» WORK ORDER:
Each line of the records that includes "framework" should be found and copied.

Page transcription dataset items
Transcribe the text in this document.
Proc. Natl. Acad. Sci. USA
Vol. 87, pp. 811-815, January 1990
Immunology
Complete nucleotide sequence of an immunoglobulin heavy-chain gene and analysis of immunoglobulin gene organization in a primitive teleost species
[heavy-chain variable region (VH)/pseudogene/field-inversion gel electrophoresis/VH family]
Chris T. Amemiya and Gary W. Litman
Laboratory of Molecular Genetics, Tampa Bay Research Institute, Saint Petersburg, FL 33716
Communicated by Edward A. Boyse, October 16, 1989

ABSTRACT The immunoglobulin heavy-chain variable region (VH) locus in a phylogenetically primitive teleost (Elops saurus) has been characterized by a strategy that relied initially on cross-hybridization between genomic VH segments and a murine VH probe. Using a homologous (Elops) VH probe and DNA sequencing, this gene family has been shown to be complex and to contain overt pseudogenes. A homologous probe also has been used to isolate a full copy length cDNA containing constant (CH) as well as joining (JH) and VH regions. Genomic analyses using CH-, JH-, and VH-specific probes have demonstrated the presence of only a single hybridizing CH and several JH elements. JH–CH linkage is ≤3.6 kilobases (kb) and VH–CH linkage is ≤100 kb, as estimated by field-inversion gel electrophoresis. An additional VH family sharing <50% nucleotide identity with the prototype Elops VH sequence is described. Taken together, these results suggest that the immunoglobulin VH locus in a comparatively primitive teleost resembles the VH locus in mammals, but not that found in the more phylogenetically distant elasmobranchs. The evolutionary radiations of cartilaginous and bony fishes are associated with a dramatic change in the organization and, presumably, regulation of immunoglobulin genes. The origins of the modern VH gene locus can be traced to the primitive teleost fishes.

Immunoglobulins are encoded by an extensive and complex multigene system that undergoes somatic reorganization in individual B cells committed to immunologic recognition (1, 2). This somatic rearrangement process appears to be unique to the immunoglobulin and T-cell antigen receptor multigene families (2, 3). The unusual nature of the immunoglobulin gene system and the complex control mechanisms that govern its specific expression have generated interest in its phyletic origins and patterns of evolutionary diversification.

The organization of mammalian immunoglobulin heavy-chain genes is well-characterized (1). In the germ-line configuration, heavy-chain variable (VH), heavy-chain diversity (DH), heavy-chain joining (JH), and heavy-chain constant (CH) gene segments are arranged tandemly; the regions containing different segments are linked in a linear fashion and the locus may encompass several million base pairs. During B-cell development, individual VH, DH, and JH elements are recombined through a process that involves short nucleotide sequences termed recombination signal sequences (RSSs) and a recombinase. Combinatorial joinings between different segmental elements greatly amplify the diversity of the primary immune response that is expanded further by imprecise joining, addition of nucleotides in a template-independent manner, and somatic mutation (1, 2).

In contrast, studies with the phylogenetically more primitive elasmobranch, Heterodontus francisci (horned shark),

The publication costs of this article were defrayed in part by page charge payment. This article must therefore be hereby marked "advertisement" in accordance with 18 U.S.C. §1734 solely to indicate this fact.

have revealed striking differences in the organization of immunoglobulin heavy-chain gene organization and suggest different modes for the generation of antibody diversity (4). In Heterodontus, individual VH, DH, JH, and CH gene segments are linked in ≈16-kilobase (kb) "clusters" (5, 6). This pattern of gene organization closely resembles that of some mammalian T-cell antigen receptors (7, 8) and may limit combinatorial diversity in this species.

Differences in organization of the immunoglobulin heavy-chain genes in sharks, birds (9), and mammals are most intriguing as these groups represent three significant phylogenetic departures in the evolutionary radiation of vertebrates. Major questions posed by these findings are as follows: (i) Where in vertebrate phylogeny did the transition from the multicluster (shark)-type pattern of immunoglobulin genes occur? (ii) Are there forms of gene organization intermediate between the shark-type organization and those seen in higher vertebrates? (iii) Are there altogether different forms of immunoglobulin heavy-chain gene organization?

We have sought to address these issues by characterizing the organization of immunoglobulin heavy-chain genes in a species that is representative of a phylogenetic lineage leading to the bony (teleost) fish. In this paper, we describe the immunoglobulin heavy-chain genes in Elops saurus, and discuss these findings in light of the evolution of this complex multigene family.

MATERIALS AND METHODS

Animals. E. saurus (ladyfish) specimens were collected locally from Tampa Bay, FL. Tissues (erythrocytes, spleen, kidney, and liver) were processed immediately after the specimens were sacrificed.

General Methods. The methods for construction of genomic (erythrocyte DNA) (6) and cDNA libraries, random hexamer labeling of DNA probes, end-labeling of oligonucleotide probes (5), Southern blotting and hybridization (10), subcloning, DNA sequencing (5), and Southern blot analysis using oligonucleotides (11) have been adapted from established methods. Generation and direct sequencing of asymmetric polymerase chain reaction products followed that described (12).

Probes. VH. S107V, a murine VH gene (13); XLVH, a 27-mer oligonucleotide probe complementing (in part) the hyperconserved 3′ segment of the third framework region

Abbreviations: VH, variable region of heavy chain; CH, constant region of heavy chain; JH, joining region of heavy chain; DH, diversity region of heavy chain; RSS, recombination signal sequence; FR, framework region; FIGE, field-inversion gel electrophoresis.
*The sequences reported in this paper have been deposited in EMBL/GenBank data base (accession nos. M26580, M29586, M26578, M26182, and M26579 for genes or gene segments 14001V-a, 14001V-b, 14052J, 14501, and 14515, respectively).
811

» SOLUTION:
Probes. VH. S107V, a murine VH gene (13); XLVH, a 27-mer oligonucleotide probe complementing (in part) the hyperconserved 3′ segment of the third framework region
Abbreviations: VH, variable region of heavy chain; CH, constant region of heavy chain; JH, joining region of heavy chain; DH, diversity region of heavy chain; RSS, recombination signal sequence; FR, framework region; FIGE, field-inversion gel electrophoresis.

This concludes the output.